### [Required work]
Repeat each record exactly as written, and drop any images.

### [Supplied material]
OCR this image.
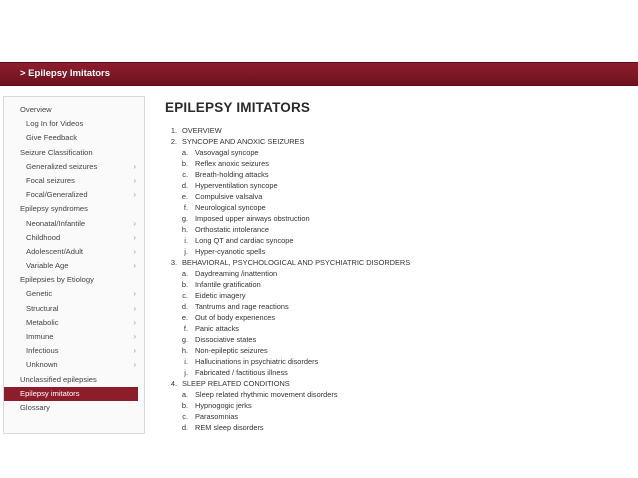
> Epilepsy Imitators
Overview
Log In for Videos
Give Feedback
Seizure Classification
Generalized seizures	›
Focal seizures	›
Focal/Generalized	›
Epilepsy syndromes
Neonatal/Infantile	›
Childhood	›
Adolescent/Adult	›
Variable Age	›
Epilepsies by Etiology
Genetic	›
Structural	›
Metabolic	›
Immune	›
Infectious	›
Unknown	›
Unclassified epilepsies
Epilepsy imitators
Glossary
EPILEPSY IMITATORS
1. OVERVIEW
2. SYNCOPE AND ANOXIC SEIZURES
a. Vasovagal syncope
b. Reflex anoxic seizures
c. Breath-holding attacks
d. Hyperventilation syncope
e. Compulsive valsalva
f. Neurological syncope
g. Imposed upper airways obstruction
h. Orthostatic intolerance
i. Long QT and cardiac syncope
j. Hyper-cyanotic spells
3. BEHAVIORAL, PSYCHOLOGICAL AND PSYCHIATRIC DISORDERS
a. Daydreaming /inattention
b. Infantile gratification
c. Eidetic imagery
d. Tantrums and rage reactions
e. Out of body experiences
f. Panic attacks
g. Dissociative states
h. Non-epileptic seizures
i. Hallucinations in psychiatric disorders
j. Fabricated / factitious illness
4. SLEEP RELATED CONDITIONS
a. Sleep related rhythmic movement disorders
b. Hypnogogic jerks
c. Parasomnias
d. REM sleep disorders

### [Response to the task]
OCR this image.
> Epilepsy Imitators
Overview
Log In for Videos
Give Feedback
Seizure Classification
Generalized seizures	›
Focal seizures	›
Focal/Generalized	›
Epilepsy syndromes
Neonatal/Infantile	›
Childhood	›
Adolescent/Adult	›
Variable Age	›
Epilepsies by Etiology
Genetic	›
Structural	›
Metabolic	›
Immune	›
Infectious	›
Unknown	›
Unclassified epilepsies
Epilepsy imitators
Glossary
EPILEPSY IMITATORS
1. OVERVIEW
2. SYNCOPE AND ANOXIC SEIZURES
a. Vasovagal syncope
b. Reflex anoxic seizures
c. Breath-holding attacks
d. Hyperventilation syncope
e. Compulsive valsalva
f. Neurological syncope
g. Imposed upper airways obstruction
h. Orthostatic intolerance
i. Long QT and cardiac syncope
j. Hyper-cyanotic spells
3. BEHAVIORAL, PSYCHOLOGICAL AND PSYCHIATRIC DISORDERS
a. Daydreaming /inattention
b. Infantile gratification
c. Eidetic imagery
d. Tantrums and rage reactions
e. Out of body experiences
f. Panic attacks
g. Dissociative states
h. Non-epileptic seizures
i. Hallucinations in psychiatric disorders
j. Fabricated / factitious illness
4. SLEEP RELATED CONDITIONS
a. Sleep related rhythmic movement disorders
b. Hypnogogic jerks
c. Parasomnias
d. REM sleep disorders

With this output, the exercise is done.